- EXCERPTED DATA:
────────────────

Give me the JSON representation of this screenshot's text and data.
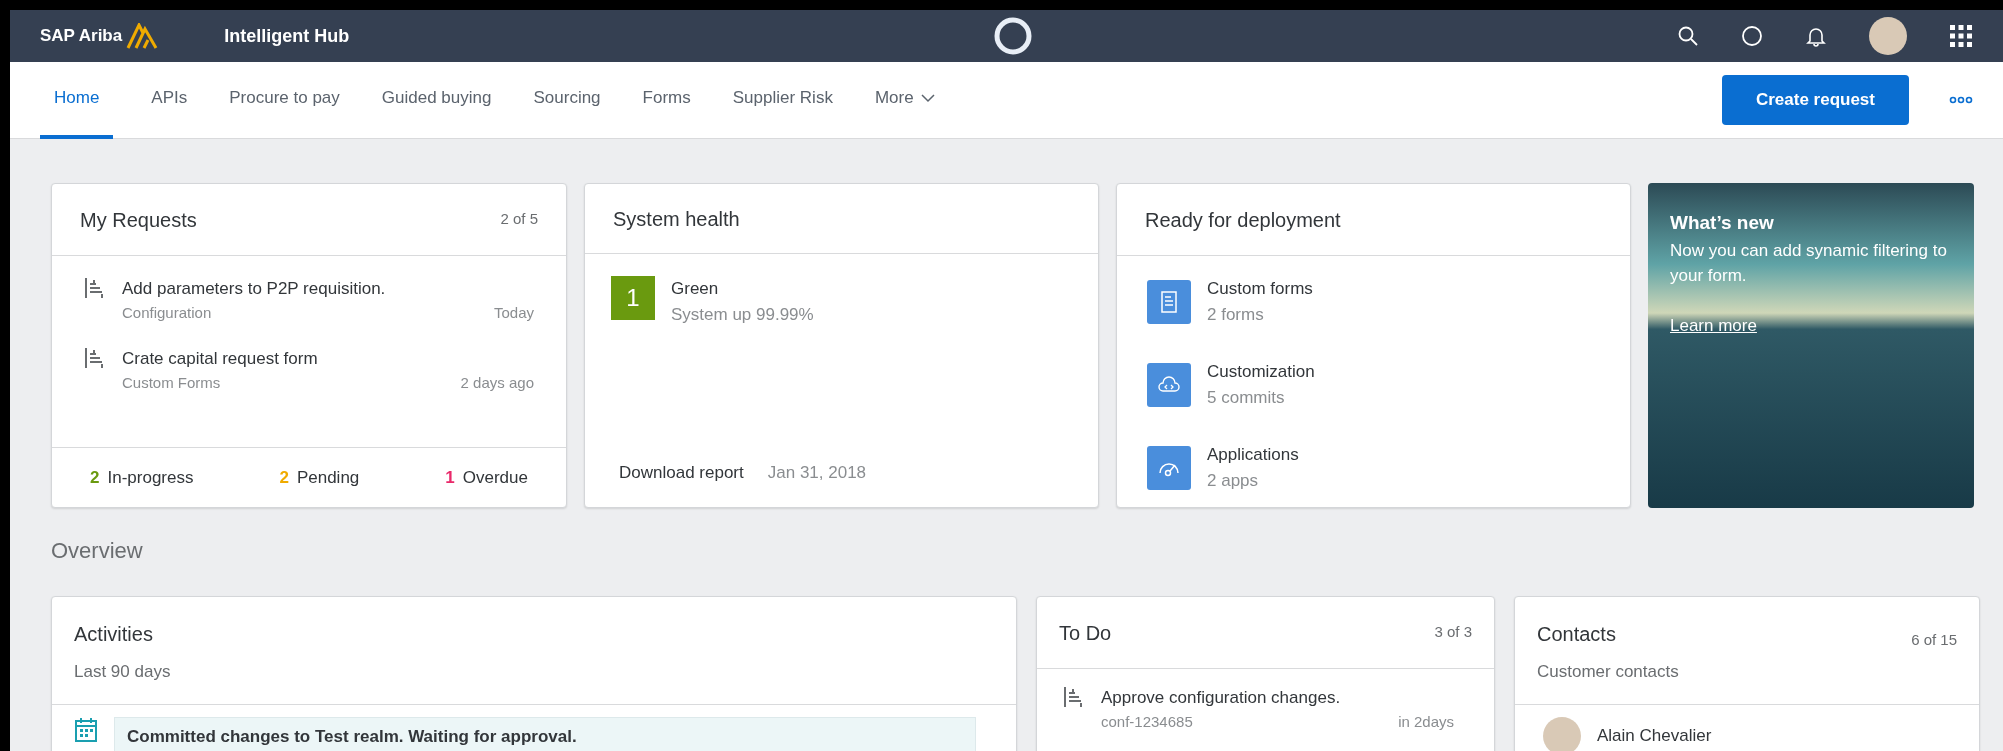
{
  "header": {
    "brand": "SAP Ariba",
    "app_title": "Intelligent Hub"
  },
  "nav": {
    "tabs": [
      {
        "label": "Home",
        "selected": true,
        "kind": "link"
      },
      {
        "label": "APIs",
        "selected": false,
        "kind": "link"
      },
      {
        "label": "Procure to pay",
        "selected": false,
        "kind": "link"
      },
      {
        "label": "Guided buying",
        "selected": false,
        "kind": "link"
      },
      {
        "label": "Sourcing",
        "selected": false,
        "kind": "link"
      },
      {
        "label": "Forms",
        "selected": false,
        "kind": "link"
      },
      {
        "label": "Supplier Risk",
        "selected": false,
        "kind": "link"
      },
      {
        "label": "More",
        "selected": false,
        "kind": "menu"
      }
    ],
    "primary_button": "Create request"
  },
  "my_requests": {
    "title": "My Requests",
    "count": "2 of 5",
    "items": [
      {
        "title": "Add parameters to P2P requisition.",
        "category": "Configuration",
        "time": "Today"
      },
      {
        "title": "Crate capital request form",
        "category": "Custom Forms",
        "time": "2 days ago"
      }
    ],
    "summary": [
      {
        "count": "2",
        "label": "In-progress",
        "color": "#6a9a0f"
      },
      {
        "count": "2",
        "label": "Pending",
        "color": "#f0ab00"
      },
      {
        "count": "1",
        "label": "Overdue",
        "color": "#e9296a"
      }
    ]
  },
  "system_health": {
    "title": "System health",
    "badge": "1",
    "status": "Green",
    "detail": "System up 99.99%",
    "report_link": "Download report",
    "date": "Jan 31, 2018"
  },
  "deployment": {
    "title": "Ready for deployment",
    "items": [
      {
        "kind": "form",
        "title": "Custom forms",
        "detail": "2 forms"
      },
      {
        "kind": "code",
        "title": "Customization",
        "detail": "5 commits"
      },
      {
        "kind": "gauge",
        "title": "Applications",
        "detail": "2 apps"
      }
    ]
  },
  "whats_new": {
    "title": "What’s new",
    "text": "Now you can add synamic filtering to your form.",
    "link": "Learn more"
  },
  "overview": {
    "heading": "Overview",
    "activities": {
      "title": "Activities",
      "subtitle": "Last 90 days",
      "items": [
        {
          "text": "Committed changes to Test realm. Waiting for approval."
        }
      ]
    },
    "todo": {
      "title": "To Do",
      "count": "3 of  3",
      "items": [
        {
          "title": "Approve configuration changes.",
          "ref": "conf-1234685",
          "due": "in 2days"
        }
      ]
    },
    "contacts": {
      "title": "Contacts",
      "count": "6 of 15",
      "subtitle": "Customer contacts",
      "items": [
        {
          "name": "Alain Chevalier"
        }
      ]
    }
  }
}
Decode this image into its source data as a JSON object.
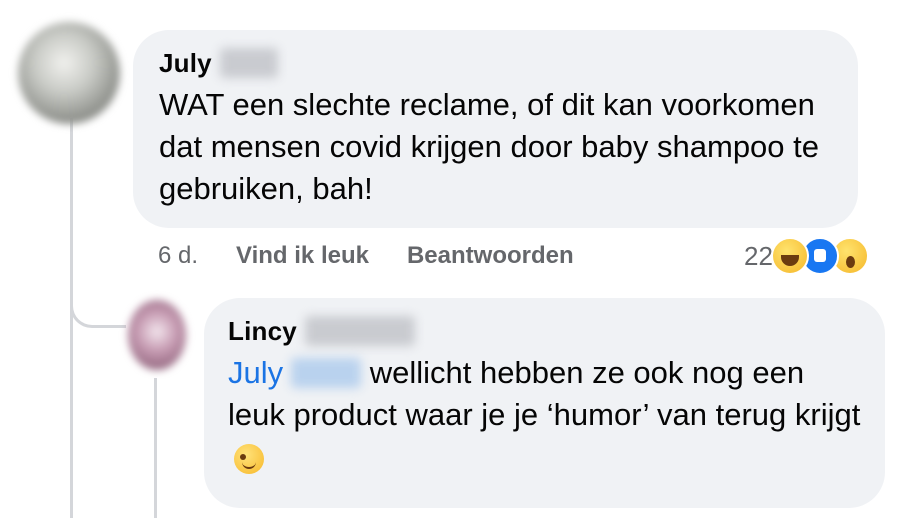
{
  "comment": {
    "author": "July",
    "text": "WAT een slechte reclame, of dit kan voorkomen dat mensen covid krijgen door baby shampoo te gebruiken, bah!",
    "time": "6 d.",
    "like_label": "Vind ik leuk",
    "reply_label": "Beantwoorden",
    "reaction_count": "22",
    "reactions": [
      "haha-icon",
      "like-icon",
      "wow-icon"
    ]
  },
  "reply": {
    "author": "Lincy",
    "mention": "July",
    "text": "wellicht hebben ze ook nog een leuk product waar je je ‘humor’ van terug krijgt",
    "emoji": "winking-face-icon"
  },
  "colors": {
    "bubble": "#f0f2f5",
    "mention": "#1b74e4",
    "meta_text": "#65676b",
    "like_blue": "#1877f2"
  }
}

────────────────

- WHAT YOU ARE ASKED TO DO:
Reproduce the material in full, word for word, and omit the pictures.

- THE COMPLETED TASK:
Give me the JSON representation of this screenshot's text and data.
{
  "header": {
    "brand": "SAP Ariba",
    "app_title": "Intelligent Hub"
  },
  "nav": {
    "tabs": [
      {
        "label": "Home",
        "selected": true,
        "kind": "link"
      },
      {
        "label": "APIs",
        "selected": false,
        "kind": "link"
      },
      {
        "label": "Procure to pay",
        "selected": false,
        "kind": "link"
      },
      {
        "label": "Guided buying",
        "selected": false,
        "kind": "link"
      },
      {
        "label": "Sourcing",
        "selected": false,
        "kind": "link"
      },
      {
        "label": "Forms",
        "selected": false,
        "kind": "link"
      },
      {
        "label": "Supplier Risk",
        "selected": false,
        "kind": "link"
      },
      {
        "label": "More",
        "selected": false,
        "kind": "menu"
      }
    ],
    "primary_button": "Create request"
  },
  "my_requests": {
    "title": "My Requests",
    "count": "2 of 5",
    "items": [
      {
        "title": "Add parameters to P2P requisition.",
        "category": "Configuration",
        "time": "Today"
      },
      {
        "title": "Crate capital request form",
        "category": "Custom Forms",
        "time": "2 days ago"
      }
    ],
    "summary": [
      {
        "count": "2",
        "label": "In-progress",
        "color": "#6a9a0f"
      },
      {
        "count": "2",
        "label": "Pending",
        "color": "#f0ab00"
      },
      {
        "count": "1",
        "label": "Overdue",
        "color": "#e9296a"
      }
    ]
  },
  "system_health": {
    "title": "System health",
    "badge": "1",
    "status": "Green",
    "detail": "System up 99.99%",
    "report_link": "Download report",
    "date": "Jan 31, 2018"
  },
  "deployment": {
    "title": "Ready for deployment",
    "items": [
      {
        "kind": "form",
        "title": "Custom forms",
        "detail": "2 forms"
      },
      {
        "kind": "code",
        "title": "Customization",
        "detail": "5 commits"
      },
      {
        "kind": "gauge",
        "title": "Applications",
        "detail": "2 apps"
      }
    ]
  },
  "whats_new": {
    "title": "What’s new",
    "text": "Now you can add synamic filtering to your form.",
    "link": "Learn more"
  },
  "overview": {
    "heading": "Overview",
    "activities": {
      "title": "Activities",
      "subtitle": "Last 90 days",
      "items": [
        {
          "text": "Committed changes to Test realm. Waiting for approval."
        }
      ]
    },
    "todo": {
      "title": "To Do",
      "count": "3 of  3",
      "items": [
        {
          "title": "Approve configuration changes.",
          "ref": "conf-1234685",
          "due": "in 2days"
        }
      ]
    },
    "contacts": {
      "title": "Contacts",
      "count": "6 of 15",
      "subtitle": "Customer contacts",
      "items": [
        {
          "name": "Alain Chevalier"
        }
      ]
    }
  }
}
Decode this image into its source data as a JSON object.
{
  "comment": {
    "author": "July",
    "text": "WAT een slechte reclame, of dit kan voorkomen dat mensen covid krijgen door baby shampoo te gebruiken, bah!",
    "time": "6 d.",
    "like_label": "Vind ik leuk",
    "reply_label": "Beantwoorden",
    "reaction_count": "22",
    "reactions": [
      "haha-icon",
      "like-icon",
      "wow-icon"
    ]
  },
  "reply": {
    "author": "Lincy",
    "mention": "July",
    "text": "wellicht hebben ze ook nog een leuk product waar je je ‘humor’ van terug krijgt",
    "emoji": "winking-face-icon"
  },
  "colors": {
    "bubble": "#f0f2f5",
    "mention": "#1b74e4",
    "meta_text": "#65676b",
    "like_blue": "#1877f2"
  }
}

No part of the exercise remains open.